[Records from a data source]
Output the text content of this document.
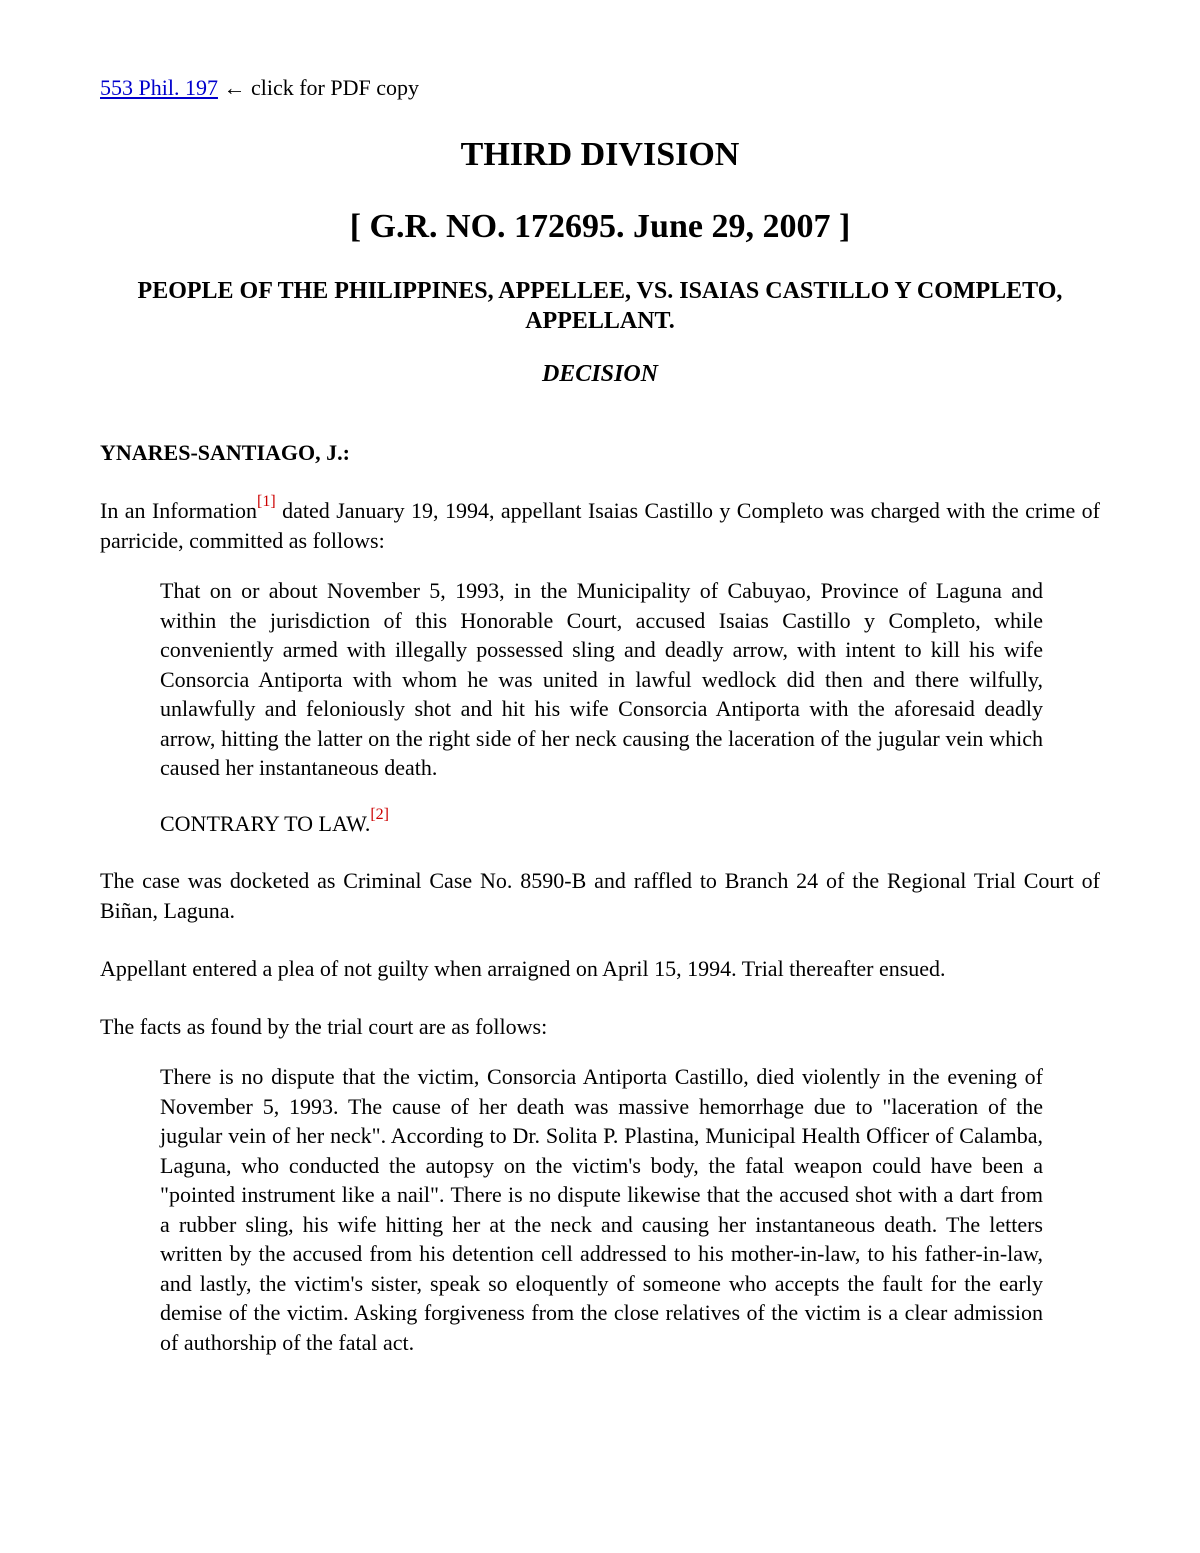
553 Phil. 197 ← click for PDF copy

THIRD DIVISION
[ G.R. NO. 172695. June 29, 2007 ]
PEOPLE OF THE PHILIPPINES, APPELLEE, VS. ISAIAS CASTILLO Y COMPLETO, APPELLANT.
DECISION
YNARES-SANTIAGO, J.:

In an Information[1] dated January 19, 1994, appellant Isaias Castillo y Completo was charged with the crime of parricide, committed as follows:

That on or about November 5, 1993, in the Municipality of Cabuyao, Province of Laguna and within the jurisdiction of this Honorable Court, accused Isaias Castillo y Completo, while conveniently armed with illegally possessed sling and deadly arrow, with intent to kill his wife Consorcia Antiporta with whom he was united in lawful wedlock did then and there wilfully, unlawfully and feloniously shot and hit his wife Consorcia Antiporta with the aforesaid deadly arrow, hitting the latter on the right side of her neck causing the laceration of the jugular vein which caused her instantaneous death.

CONTRARY TO LAW.[2]

The case was docketed as Criminal Case No. 8590-B and raffled to Branch 24 of the Regional Trial Court of Biñan, Laguna.

Appellant entered a plea of not guilty when arraigned on April 15, 1994. Trial thereafter ensued.

The facts as found by the trial court are as follows:

There is no dispute that the victim, Consorcia Antiporta Castillo, died violently in the evening of November 5, 1993. The cause of her death was massive hemorrhage due to "laceration of the jugular vein of her neck". According to Dr. Solita P. Plastina, Municipal Health Officer of Calamba, Laguna, who conducted the autopsy on the victim's body, the fatal weapon could have been a "pointed instrument like a nail". There is no dispute likewise that the accused shot with a dart from a rubber sling, his wife hitting her at the neck and causing her instantaneous death. The letters written by the accused from his detention cell addressed to his mother-in-law, to his father-in-law, and lastly, the victim's sister, speak so eloquently of someone who accepts the fault for the early demise of the victim. Asking forgiveness from the close relatives of the victim is a clear admission of authorship of the fatal act.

● Direction
List all lines where "follows" occurs.

● Answer to the exercise
In an Information[1] dated January 19, 1994, appellant Isaias Castillo y Completo was charged with the crime of parricide, committed as follows:
The facts as found by the trial court are as follows:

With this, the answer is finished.